AIM OF THE TASK: Report only the number of lines in the records that contain the word "Three".

(Data records)
※
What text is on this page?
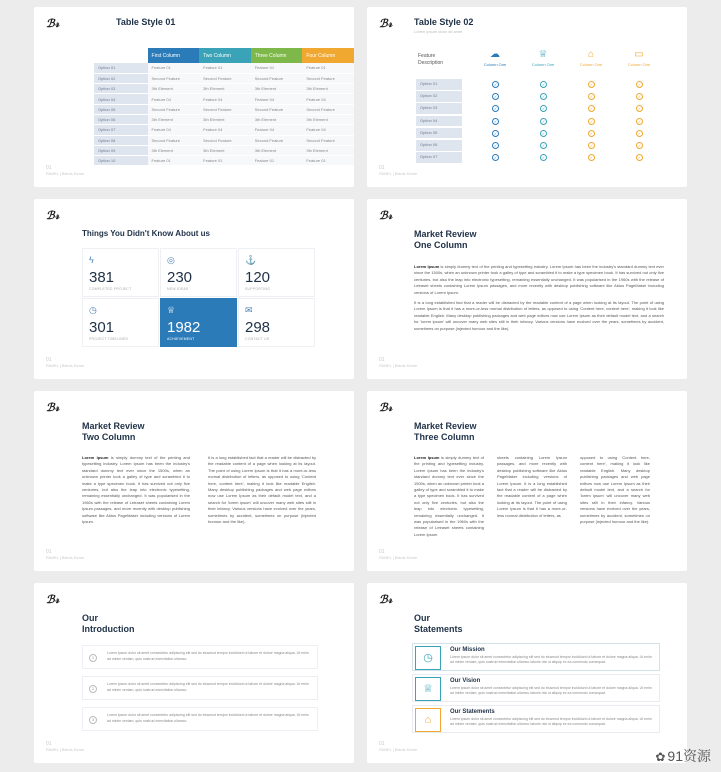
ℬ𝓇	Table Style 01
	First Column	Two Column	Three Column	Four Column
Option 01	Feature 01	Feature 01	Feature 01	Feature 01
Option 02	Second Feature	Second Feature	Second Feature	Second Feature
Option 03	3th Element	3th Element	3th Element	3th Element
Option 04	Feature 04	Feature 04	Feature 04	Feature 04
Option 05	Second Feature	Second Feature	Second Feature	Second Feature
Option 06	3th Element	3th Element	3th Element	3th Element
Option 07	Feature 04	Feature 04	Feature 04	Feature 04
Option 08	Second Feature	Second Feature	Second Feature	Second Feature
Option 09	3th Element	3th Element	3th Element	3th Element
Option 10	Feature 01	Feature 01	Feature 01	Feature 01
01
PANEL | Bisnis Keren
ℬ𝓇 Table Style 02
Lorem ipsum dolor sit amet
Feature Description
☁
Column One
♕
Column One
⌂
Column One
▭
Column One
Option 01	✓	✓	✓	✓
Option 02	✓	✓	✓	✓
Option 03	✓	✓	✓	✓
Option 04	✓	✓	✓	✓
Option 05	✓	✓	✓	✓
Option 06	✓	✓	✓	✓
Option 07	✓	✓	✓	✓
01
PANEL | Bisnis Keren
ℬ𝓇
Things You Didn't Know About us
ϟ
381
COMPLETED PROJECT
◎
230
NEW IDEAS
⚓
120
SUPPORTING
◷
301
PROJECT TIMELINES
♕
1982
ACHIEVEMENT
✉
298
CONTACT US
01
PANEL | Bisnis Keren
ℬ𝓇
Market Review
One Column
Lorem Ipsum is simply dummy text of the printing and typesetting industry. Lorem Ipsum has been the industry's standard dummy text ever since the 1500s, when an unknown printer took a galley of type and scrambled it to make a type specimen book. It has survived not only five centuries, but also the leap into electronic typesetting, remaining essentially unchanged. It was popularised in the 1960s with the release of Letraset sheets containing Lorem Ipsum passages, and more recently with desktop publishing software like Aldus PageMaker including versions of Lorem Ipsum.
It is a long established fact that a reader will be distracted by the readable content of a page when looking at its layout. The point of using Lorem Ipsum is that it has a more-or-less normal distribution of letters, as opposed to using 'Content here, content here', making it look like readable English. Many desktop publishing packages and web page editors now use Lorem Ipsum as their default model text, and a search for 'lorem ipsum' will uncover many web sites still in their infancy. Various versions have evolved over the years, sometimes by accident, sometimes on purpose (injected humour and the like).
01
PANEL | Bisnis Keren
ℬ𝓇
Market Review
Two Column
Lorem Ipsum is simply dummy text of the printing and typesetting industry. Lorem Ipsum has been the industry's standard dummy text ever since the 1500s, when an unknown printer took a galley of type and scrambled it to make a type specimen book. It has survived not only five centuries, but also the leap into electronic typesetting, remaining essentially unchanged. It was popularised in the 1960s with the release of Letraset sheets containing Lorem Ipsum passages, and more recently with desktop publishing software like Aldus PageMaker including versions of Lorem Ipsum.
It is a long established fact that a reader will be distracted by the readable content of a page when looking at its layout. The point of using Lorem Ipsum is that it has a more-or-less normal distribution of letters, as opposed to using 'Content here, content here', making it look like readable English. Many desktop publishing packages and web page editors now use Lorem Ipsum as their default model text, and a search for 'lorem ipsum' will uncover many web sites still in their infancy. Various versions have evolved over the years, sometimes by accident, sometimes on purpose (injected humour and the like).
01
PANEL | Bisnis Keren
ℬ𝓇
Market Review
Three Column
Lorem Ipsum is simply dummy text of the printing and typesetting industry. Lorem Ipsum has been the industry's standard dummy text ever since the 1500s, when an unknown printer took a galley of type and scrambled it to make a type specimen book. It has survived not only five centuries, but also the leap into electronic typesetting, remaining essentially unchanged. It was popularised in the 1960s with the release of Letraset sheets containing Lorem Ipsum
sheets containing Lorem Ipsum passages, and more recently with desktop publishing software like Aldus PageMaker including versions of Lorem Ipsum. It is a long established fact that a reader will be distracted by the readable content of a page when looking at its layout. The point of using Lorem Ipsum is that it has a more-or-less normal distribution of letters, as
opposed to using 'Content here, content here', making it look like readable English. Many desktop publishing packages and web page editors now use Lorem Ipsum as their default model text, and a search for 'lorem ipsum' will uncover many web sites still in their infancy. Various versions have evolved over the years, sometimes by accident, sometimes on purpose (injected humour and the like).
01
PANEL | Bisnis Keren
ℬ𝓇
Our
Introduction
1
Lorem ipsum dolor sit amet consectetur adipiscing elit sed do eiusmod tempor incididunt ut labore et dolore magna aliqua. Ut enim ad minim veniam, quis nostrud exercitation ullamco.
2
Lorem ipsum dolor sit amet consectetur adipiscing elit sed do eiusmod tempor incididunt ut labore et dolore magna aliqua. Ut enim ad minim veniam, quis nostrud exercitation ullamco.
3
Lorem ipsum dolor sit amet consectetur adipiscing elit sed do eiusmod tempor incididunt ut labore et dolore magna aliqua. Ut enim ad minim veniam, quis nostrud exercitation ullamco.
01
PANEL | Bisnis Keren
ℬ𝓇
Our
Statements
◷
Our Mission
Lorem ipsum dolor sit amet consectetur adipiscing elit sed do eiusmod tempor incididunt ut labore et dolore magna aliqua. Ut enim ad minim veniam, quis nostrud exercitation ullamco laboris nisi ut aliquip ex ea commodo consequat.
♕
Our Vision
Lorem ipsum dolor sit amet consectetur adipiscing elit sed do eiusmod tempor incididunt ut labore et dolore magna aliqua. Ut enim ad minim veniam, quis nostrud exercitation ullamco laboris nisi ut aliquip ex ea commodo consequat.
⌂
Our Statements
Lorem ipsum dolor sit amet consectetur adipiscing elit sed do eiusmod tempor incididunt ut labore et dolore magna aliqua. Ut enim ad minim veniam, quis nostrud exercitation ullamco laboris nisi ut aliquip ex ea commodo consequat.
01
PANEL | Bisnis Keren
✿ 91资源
※
ANSWER IN FULL: 2